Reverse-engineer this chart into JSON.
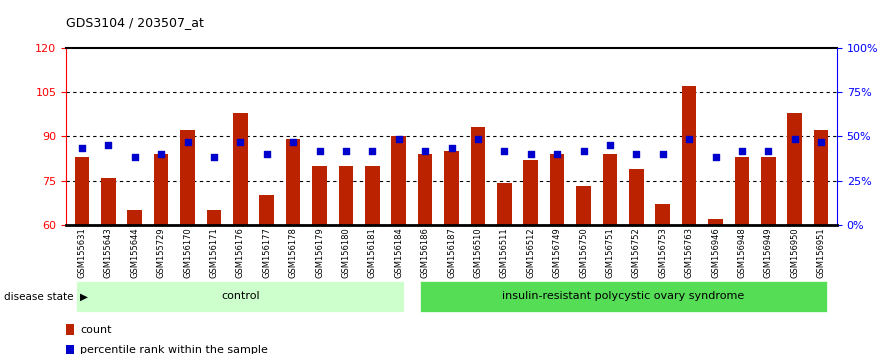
{
  "title": "GDS3104 / 203507_at",
  "samples": [
    "GSM155631",
    "GSM155643",
    "GSM155644",
    "GSM155729",
    "GSM156170",
    "GSM156171",
    "GSM156176",
    "GSM156177",
    "GSM156178",
    "GSM156179",
    "GSM156180",
    "GSM156181",
    "GSM156184",
    "GSM156186",
    "GSM156187",
    "GSM156510",
    "GSM156511",
    "GSM156512",
    "GSM156749",
    "GSM156750",
    "GSM156751",
    "GSM156752",
    "GSM156753",
    "GSM156763",
    "GSM156946",
    "GSM156948",
    "GSM156949",
    "GSM156950",
    "GSM156951"
  ],
  "red_values": [
    83,
    76,
    65,
    84,
    92,
    65,
    98,
    70,
    89,
    80,
    80,
    80,
    90,
    84,
    85,
    93,
    74,
    82,
    84,
    73,
    84,
    79,
    67,
    107,
    62,
    83,
    83,
    98,
    92
  ],
  "blue_values_left_scale": [
    86,
    87,
    83,
    84,
    88,
    83,
    88,
    84,
    88,
    85,
    85,
    85,
    89,
    85,
    86,
    89,
    85,
    84,
    84,
    85,
    87,
    84,
    84,
    89,
    83,
    85,
    85,
    89,
    88
  ],
  "group1_count": 13,
  "group2_count": 16,
  "group1_label": "control",
  "group2_label": "insulin-resistant polycystic ovary syndrome",
  "ylim_left": [
    60,
    120
  ],
  "ylim_right": [
    0,
    100
  ],
  "yticks_left": [
    60,
    75,
    90,
    105,
    120
  ],
  "ytick_labels_left": [
    "60",
    "75",
    "90",
    "105",
    "120"
  ],
  "yticks_right_pct": [
    0,
    25,
    50,
    75,
    100
  ],
  "ytick_labels_right": [
    "0%",
    "25%",
    "50%",
    "75%",
    "100%"
  ],
  "dotted_lines": [
    75,
    90,
    105
  ],
  "bar_color": "#bb2200",
  "square_color": "#0000cc",
  "group1_bg": "#ccffcc",
  "group2_bg": "#55dd55",
  "tick_bg": "#cccccc",
  "legend_count_label": "count",
  "legend_pct_label": "percentile rank within the sample"
}
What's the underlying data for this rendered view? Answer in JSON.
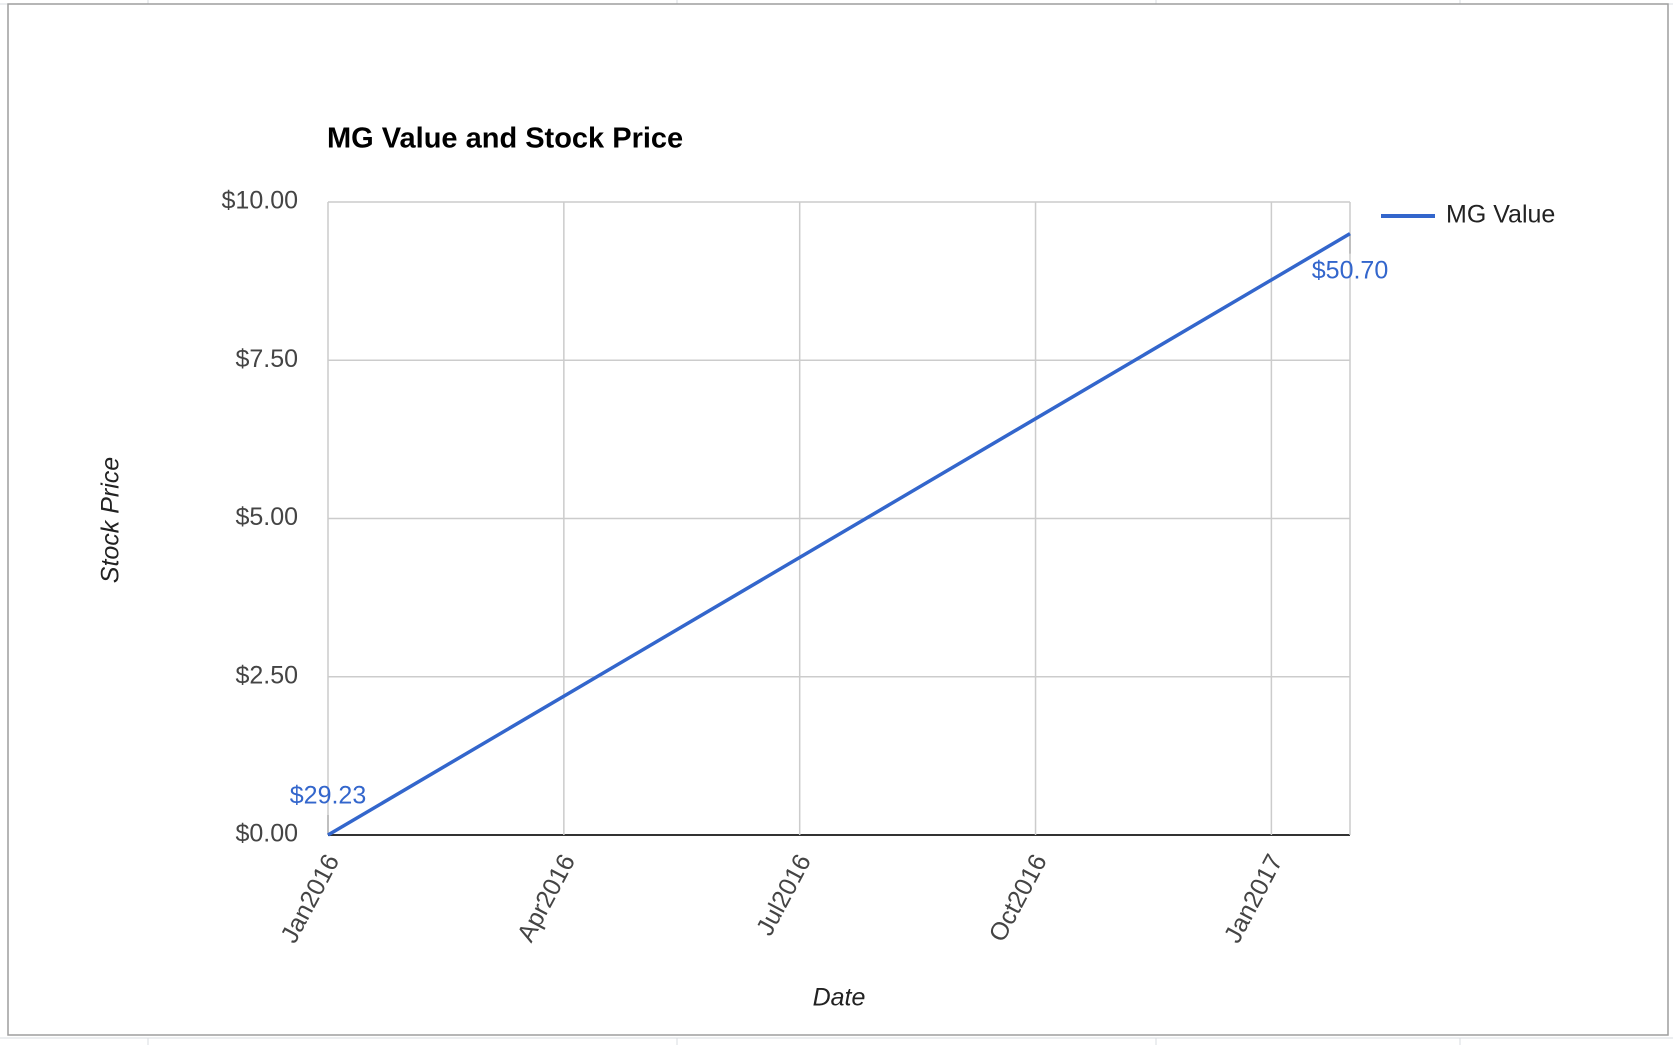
{
  "chart_data": {
    "type": "line",
    "title": "MG Value and Stock Price",
    "x_label": "Date",
    "y_label": "Stock Price",
    "x": [
      "2016-01",
      "2017-02"
    ],
    "series": [
      {
        "name": "MG Value",
        "color": "#3366cc",
        "values": [
          0,
          9.5
        ]
      }
    ],
    "annotations": [
      "$29.23",
      "$50.70"
    ],
    "xlim": [
      "2016-01",
      "2017-02"
    ],
    "xticks": [
      {
        "value": "2016-01",
        "label": "Jan2016"
      },
      {
        "value": "2016-04",
        "label": "Apr2016"
      },
      {
        "value": "2016-07",
        "label": "Jul2016"
      },
      {
        "value": "2016-10",
        "label": "Oct2016"
      },
      {
        "value": "2017-01",
        "label": "Jan2017"
      }
    ],
    "ylim": [
      0,
      10
    ],
    "yticks": [
      {
        "value": 0,
        "label": "$0.00"
      },
      {
        "value": 2.5,
        "label": "$2.50"
      },
      {
        "value": 5,
        "label": "$5.00"
      },
      {
        "value": 7.5,
        "label": "$7.50"
      },
      {
        "value": 10,
        "label": "$10.00"
      }
    ],
    "grid": true,
    "legend": "right"
  }
}
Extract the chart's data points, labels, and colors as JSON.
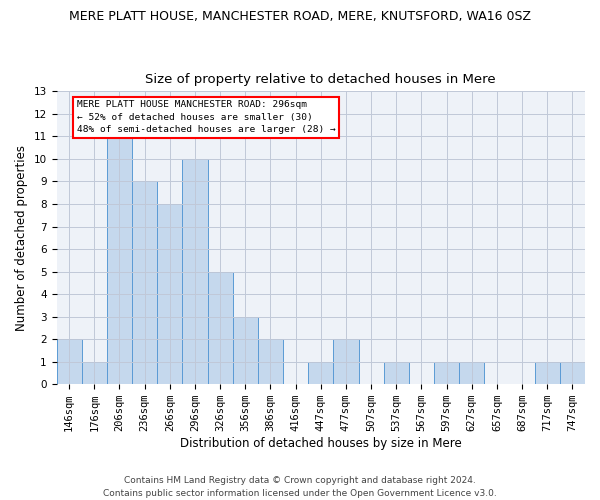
{
  "title1": "MERE PLATT HOUSE, MANCHESTER ROAD, MERE, KNUTSFORD, WA16 0SZ",
  "title2": "Size of property relative to detached houses in Mere",
  "xlabel": "Distribution of detached houses by size in Mere",
  "ylabel": "Number of detached properties",
  "footnote": "Contains HM Land Registry data © Crown copyright and database right 2024.\nContains public sector information licensed under the Open Government Licence v3.0.",
  "bar_labels": [
    "146sqm",
    "176sqm",
    "206sqm",
    "236sqm",
    "266sqm",
    "296sqm",
    "326sqm",
    "356sqm",
    "386sqm",
    "416sqm",
    "447sqm",
    "477sqm",
    "507sqm",
    "537sqm",
    "567sqm",
    "597sqm",
    "627sqm",
    "657sqm",
    "687sqm",
    "717sqm",
    "747sqm"
  ],
  "bar_values": [
    2,
    1,
    11,
    9,
    8,
    10,
    5,
    3,
    2,
    0,
    1,
    2,
    0,
    1,
    0,
    1,
    1,
    0,
    0,
    1,
    1
  ],
  "bar_color": "#c5d8ed",
  "bar_edge_color": "#5b9bd5",
  "highlight_index": 5,
  "annotation_text": "MERE PLATT HOUSE MANCHESTER ROAD: 296sqm\n← 52% of detached houses are smaller (30)\n48% of semi-detached houses are larger (28) →",
  "annotation_box_color": "white",
  "annotation_box_edge": "red",
  "ylim": [
    0,
    13
  ],
  "yticks": [
    0,
    1,
    2,
    3,
    4,
    5,
    6,
    7,
    8,
    9,
    10,
    11,
    12,
    13
  ],
  "grid_color": "#c0c8d8",
  "bg_color": "#eef2f8",
  "title1_fontsize": 9,
  "title2_fontsize": 9.5,
  "xlabel_fontsize": 8.5,
  "ylabel_fontsize": 8.5,
  "tick_fontsize": 7.5,
  "annot_fontsize": 6.8,
  "footnote_fontsize": 6.5
}
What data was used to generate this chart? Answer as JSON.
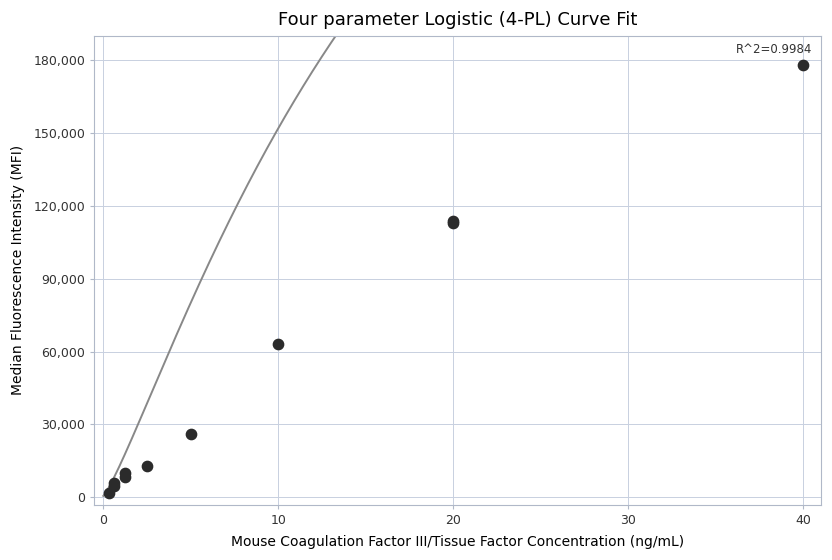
{
  "title": "Four parameter Logistic (4-PL) Curve Fit",
  "xlabel": "Mouse Coagulation Factor III/Tissue Factor Concentration (ng/mL)",
  "ylabel": "Median Fluorescence Intensity (MFI)",
  "r_squared_label": "R^2=0.9984",
  "scatter_x": [
    0.313,
    0.625,
    0.625,
    1.25,
    1.25,
    2.5,
    5.0,
    10.0,
    20.0,
    20.0,
    40.0
  ],
  "scatter_y": [
    1800,
    4500,
    6000,
    8500,
    10000,
    13000,
    26000,
    63000,
    113000,
    114000,
    178000
  ],
  "dot_color": "#2b2b2b",
  "dot_size": 55,
  "curve_color": "#888888",
  "curve_linewidth": 1.4,
  "xlim": [
    -0.5,
    41
  ],
  "ylim": [
    -3000,
    190000
  ],
  "yticks": [
    0,
    30000,
    60000,
    90000,
    120000,
    150000,
    180000
  ],
  "ytick_labels": [
    "0",
    "30,000",
    "60,000",
    "90,000",
    "120,000",
    "150,000",
    "180,000"
  ],
  "xticks": [
    0,
    10,
    20,
    30,
    40
  ],
  "xtick_labels": [
    "0",
    "10",
    "20",
    "30",
    "40"
  ],
  "grid_color": "#c8d0e0",
  "grid_linewidth": 0.7,
  "background_color": "#ffffff",
  "title_fontsize": 13,
  "label_fontsize": 10,
  "tick_fontsize": 9,
  "annotation_fontsize": 8.5,
  "figsize": [
    8.32,
    5.6
  ],
  "dpi": 100
}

- - - - -

Repeat the records above exactly, omitting every picture.

Reverse-engineer this chart into JSON.
{
  "title": "GDS3104 / 203507_at",
  "samples": [
    "GSM155631",
    "GSM155643",
    "GSM155644",
    "GSM155729",
    "GSM156170",
    "GSM156171",
    "GSM156176",
    "GSM156177",
    "GSM156178",
    "GSM156179",
    "GSM156180",
    "GSM156181",
    "GSM156184",
    "GSM156186",
    "GSM156187",
    "GSM156510",
    "GSM156511",
    "GSM156512",
    "GSM156749",
    "GSM156750",
    "GSM156751",
    "GSM156752",
    "GSM156753",
    "GSM156763",
    "GSM156946",
    "GSM156948",
    "GSM156949",
    "GSM156950",
    "GSM156951"
  ],
  "red_values": [
    83,
    76,
    65,
    84,
    92,
    65,
    98,
    70,
    89,
    80,
    80,
    80,
    90,
    84,
    85,
    93,
    74,
    82,
    84,
    73,
    84,
    79,
    67,
    107,
    62,
    83,
    83,
    98,
    92
  ],
  "blue_values_left_scale": [
    86,
    87,
    83,
    84,
    88,
    83,
    88,
    84,
    88,
    85,
    85,
    85,
    89,
    85,
    86,
    89,
    85,
    84,
    84,
    85,
    87,
    84,
    84,
    89,
    83,
    85,
    85,
    89,
    88
  ],
  "group1_count": 13,
  "group2_count": 16,
  "group1_label": "control",
  "group2_label": "insulin-resistant polycystic ovary syndrome",
  "ylim_left": [
    60,
    120
  ],
  "ylim_right": [
    0,
    100
  ],
  "yticks_left": [
    60,
    75,
    90,
    105,
    120
  ],
  "ytick_labels_left": [
    "60",
    "75",
    "90",
    "105",
    "120"
  ],
  "yticks_right_pct": [
    0,
    25,
    50,
    75,
    100
  ],
  "ytick_labels_right": [
    "0%",
    "25%",
    "50%",
    "75%",
    "100%"
  ],
  "dotted_lines": [
    75,
    90,
    105
  ],
  "bar_color": "#bb2200",
  "square_color": "#0000cc",
  "group1_bg": "#ccffcc",
  "group2_bg": "#55dd55",
  "tick_bg": "#cccccc",
  "legend_count_label": "count",
  "legend_pct_label": "percentile rank within the sample"
}
What's the underlying data for this rendered view? Answer in JSON.
{
  "chart_data": {
    "type": "line",
    "title": "MG Value and Stock Price",
    "x_label": "Date",
    "y_label": "Stock Price",
    "x": [
      "2016-01",
      "2017-02"
    ],
    "series": [
      {
        "name": "MG Value",
        "color": "#3366cc",
        "values": [
          0,
          9.5
        ]
      }
    ],
    "annotations": [
      "$29.23",
      "$50.70"
    ],
    "xlim": [
      "2016-01",
      "2017-02"
    ],
    "xticks": [
      {
        "value": "2016-01",
        "label": "Jan2016"
      },
      {
        "value": "2016-04",
        "label": "Apr2016"
      },
      {
        "value": "2016-07",
        "label": "Jul2016"
      },
      {
        "value": "2016-10",
        "label": "Oct2016"
      },
      {
        "value": "2017-01",
        "label": "Jan2017"
      }
    ],
    "ylim": [
      0,
      10
    ],
    "yticks": [
      {
        "value": 0,
        "label": "$0.00"
      },
      {
        "value": 2.5,
        "label": "$2.50"
      },
      {
        "value": 5,
        "label": "$5.00"
      },
      {
        "value": 7.5,
        "label": "$7.50"
      },
      {
        "value": 10,
        "label": "$10.00"
      }
    ],
    "grid": true,
    "legend": "right"
  }
}
Extract the chart's data points, labels, and colors as JSON.
{
  "title1": "MERE PLATT HOUSE, MANCHESTER ROAD, MERE, KNUTSFORD, WA16 0SZ",
  "title2": "Size of property relative to detached houses in Mere",
  "xlabel": "Distribution of detached houses by size in Mere",
  "ylabel": "Number of detached properties",
  "footnote": "Contains HM Land Registry data © Crown copyright and database right 2024.\nContains public sector information licensed under the Open Government Licence v3.0.",
  "bar_labels": [
    "146sqm",
    "176sqm",
    "206sqm",
    "236sqm",
    "266sqm",
    "296sqm",
    "326sqm",
    "356sqm",
    "386sqm",
    "416sqm",
    "447sqm",
    "477sqm",
    "507sqm",
    "537sqm",
    "567sqm",
    "597sqm",
    "627sqm",
    "657sqm",
    "687sqm",
    "717sqm",
    "747sqm"
  ],
  "bar_values": [
    2,
    1,
    11,
    9,
    8,
    10,
    5,
    3,
    2,
    0,
    1,
    2,
    0,
    1,
    0,
    1,
    1,
    0,
    0,
    1,
    1
  ],
  "bar_color": "#c5d8ed",
  "bar_edge_color": "#5b9bd5",
  "highlight_index": 5,
  "annotation_text": "MERE PLATT HOUSE MANCHESTER ROAD: 296sqm\n← 52% of detached houses are smaller (30)\n48% of semi-detached houses are larger (28) →",
  "annotation_box_color": "white",
  "annotation_box_edge": "red",
  "ylim": [
    0,
    13
  ],
  "yticks": [
    0,
    1,
    2,
    3,
    4,
    5,
    6,
    7,
    8,
    9,
    10,
    11,
    12,
    13
  ],
  "grid_color": "#c0c8d8",
  "bg_color": "#eef2f8",
  "title1_fontsize": 9,
  "title2_fontsize": 9.5,
  "xlabel_fontsize": 8.5,
  "ylabel_fontsize": 8.5,
  "tick_fontsize": 7.5,
  "annot_fontsize": 6.8,
  "footnote_fontsize": 6.5
}
What data was used to generate this chart? Answer as JSON.
{
  "title": "Four parameter Logistic (4-PL) Curve Fit",
  "xlabel": "Mouse Coagulation Factor III/Tissue Factor Concentration (ng/mL)",
  "ylabel": "Median Fluorescence Intensity (MFI)",
  "r_squared_label": "R^2=0.9984",
  "scatter_x": [
    0.313,
    0.625,
    0.625,
    1.25,
    1.25,
    2.5,
    5.0,
    10.0,
    20.0,
    20.0,
    40.0
  ],
  "scatter_y": [
    1800,
    4500,
    6000,
    8500,
    10000,
    13000,
    26000,
    63000,
    113000,
    114000,
    178000
  ],
  "dot_color": "#2b2b2b",
  "dot_size": 55,
  "curve_color": "#888888",
  "curve_linewidth": 1.4,
  "xlim": [
    -0.5,
    41
  ],
  "ylim": [
    -3000,
    190000
  ],
  "yticks": [
    0,
    30000,
    60000,
    90000,
    120000,
    150000,
    180000
  ],
  "ytick_labels": [
    "0",
    "30,000",
    "60,000",
    "90,000",
    "120,000",
    "150,000",
    "180,000"
  ],
  "xticks": [
    0,
    10,
    20,
    30,
    40
  ],
  "xtick_labels": [
    "0",
    "10",
    "20",
    "30",
    "40"
  ],
  "grid_color": "#c8d0e0",
  "grid_linewidth": 0.7,
  "background_color": "#ffffff",
  "title_fontsize": 13,
  "label_fontsize": 10,
  "tick_fontsize": 9,
  "annotation_fontsize": 8.5,
  "figsize": [
    8.32,
    5.6
  ],
  "dpi": 100
}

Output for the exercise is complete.